### ROWS
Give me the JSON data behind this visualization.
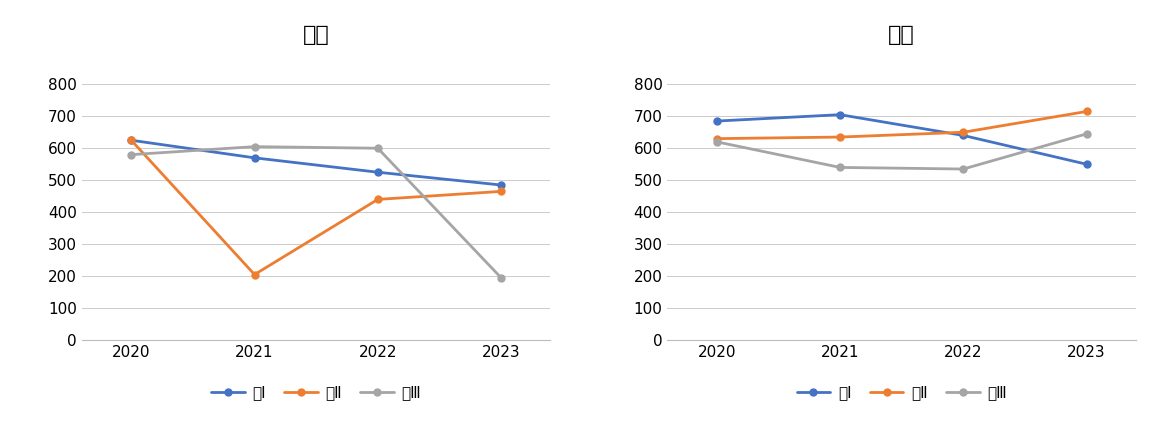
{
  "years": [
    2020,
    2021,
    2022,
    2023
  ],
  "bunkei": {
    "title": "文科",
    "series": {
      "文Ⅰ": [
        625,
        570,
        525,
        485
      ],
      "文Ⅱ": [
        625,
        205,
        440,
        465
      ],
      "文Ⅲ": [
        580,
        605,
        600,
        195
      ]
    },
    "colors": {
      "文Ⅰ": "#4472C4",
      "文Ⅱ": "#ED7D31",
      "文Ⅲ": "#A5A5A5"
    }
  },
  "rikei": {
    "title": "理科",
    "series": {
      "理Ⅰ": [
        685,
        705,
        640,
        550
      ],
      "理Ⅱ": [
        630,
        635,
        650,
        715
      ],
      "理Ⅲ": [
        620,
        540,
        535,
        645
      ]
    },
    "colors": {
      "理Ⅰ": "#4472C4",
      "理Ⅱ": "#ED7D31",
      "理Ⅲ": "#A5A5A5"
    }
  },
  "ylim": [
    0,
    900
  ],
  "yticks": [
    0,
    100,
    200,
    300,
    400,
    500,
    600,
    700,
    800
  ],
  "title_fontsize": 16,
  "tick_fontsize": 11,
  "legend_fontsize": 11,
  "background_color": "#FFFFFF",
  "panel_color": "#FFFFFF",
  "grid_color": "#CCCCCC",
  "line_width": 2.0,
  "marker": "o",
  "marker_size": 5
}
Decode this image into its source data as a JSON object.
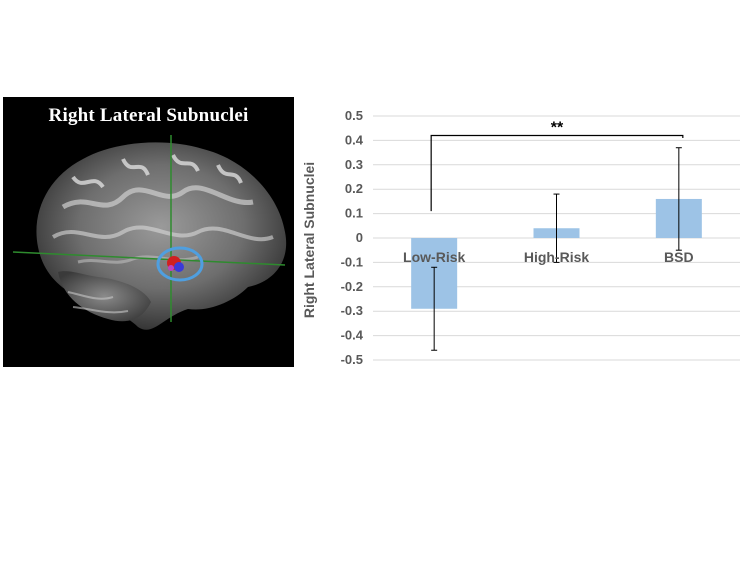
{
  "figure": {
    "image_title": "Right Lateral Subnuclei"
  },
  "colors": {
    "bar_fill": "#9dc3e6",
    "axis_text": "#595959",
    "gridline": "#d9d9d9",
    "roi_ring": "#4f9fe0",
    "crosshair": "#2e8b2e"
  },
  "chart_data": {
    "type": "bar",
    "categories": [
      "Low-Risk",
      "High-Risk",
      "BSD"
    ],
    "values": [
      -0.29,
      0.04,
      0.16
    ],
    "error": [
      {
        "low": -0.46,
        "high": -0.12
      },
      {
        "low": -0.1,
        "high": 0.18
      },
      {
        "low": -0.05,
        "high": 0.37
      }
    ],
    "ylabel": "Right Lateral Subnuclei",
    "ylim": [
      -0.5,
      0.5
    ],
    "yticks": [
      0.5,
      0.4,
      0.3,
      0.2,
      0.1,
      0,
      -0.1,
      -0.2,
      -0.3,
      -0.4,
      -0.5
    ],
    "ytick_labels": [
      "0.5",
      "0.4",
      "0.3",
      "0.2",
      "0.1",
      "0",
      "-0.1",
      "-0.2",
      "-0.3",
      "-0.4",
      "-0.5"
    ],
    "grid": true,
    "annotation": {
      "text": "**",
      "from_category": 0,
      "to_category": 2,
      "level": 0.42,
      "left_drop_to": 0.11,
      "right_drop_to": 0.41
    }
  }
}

### SET EXERCISE
Give the material again exactly as it is, but keep the pictures out.

### SOLUTION TO THIS PROBLEM
Give me the JSON data behind this visualization.
{
  "years": [
    2020,
    2021,
    2022,
    2023
  ],
  "bunkei": {
    "title": "文科",
    "series": {
      "文Ⅰ": [
        625,
        570,
        525,
        485
      ],
      "文Ⅱ": [
        625,
        205,
        440,
        465
      ],
      "文Ⅲ": [
        580,
        605,
        600,
        195
      ]
    },
    "colors": {
      "文Ⅰ": "#4472C4",
      "文Ⅱ": "#ED7D31",
      "文Ⅲ": "#A5A5A5"
    }
  },
  "rikei": {
    "title": "理科",
    "series": {
      "理Ⅰ": [
        685,
        705,
        640,
        550
      ],
      "理Ⅱ": [
        630,
        635,
        650,
        715
      ],
      "理Ⅲ": [
        620,
        540,
        535,
        645
      ]
    },
    "colors": {
      "理Ⅰ": "#4472C4",
      "理Ⅱ": "#ED7D31",
      "理Ⅲ": "#A5A5A5"
    }
  },
  "ylim": [
    0,
    900
  ],
  "yticks": [
    0,
    100,
    200,
    300,
    400,
    500,
    600,
    700,
    800
  ],
  "title_fontsize": 16,
  "tick_fontsize": 11,
  "legend_fontsize": 11,
  "background_color": "#FFFFFF",
  "panel_color": "#FFFFFF",
  "grid_color": "#CCCCCC",
  "line_width": 2.0,
  "marker": "o",
  "marker_size": 5
}
Decode this image into its source data as a JSON object.
{
  "figure": {
    "image_title": "Right Lateral Subnuclei"
  },
  "colors": {
    "bar_fill": "#9dc3e6",
    "axis_text": "#595959",
    "gridline": "#d9d9d9",
    "roi_ring": "#4f9fe0",
    "crosshair": "#2e8b2e"
  },
  "chart_data": {
    "type": "bar",
    "categories": [
      "Low-Risk",
      "High-Risk",
      "BSD"
    ],
    "values": [
      -0.29,
      0.04,
      0.16
    ],
    "error": [
      {
        "low": -0.46,
        "high": -0.12
      },
      {
        "low": -0.1,
        "high": 0.18
      },
      {
        "low": -0.05,
        "high": 0.37
      }
    ],
    "ylabel": "Right Lateral Subnuclei",
    "ylim": [
      -0.5,
      0.5
    ],
    "yticks": [
      0.5,
      0.4,
      0.3,
      0.2,
      0.1,
      0,
      -0.1,
      -0.2,
      -0.3,
      -0.4,
      -0.5
    ],
    "ytick_labels": [
      "0.5",
      "0.4",
      "0.3",
      "0.2",
      "0.1",
      "0",
      "-0.1",
      "-0.2",
      "-0.3",
      "-0.4",
      "-0.5"
    ],
    "grid": true,
    "annotation": {
      "text": "**",
      "from_category": 0,
      "to_category": 2,
      "level": 0.42,
      "left_drop_to": 0.11,
      "right_drop_to": 0.41
    }
  }
}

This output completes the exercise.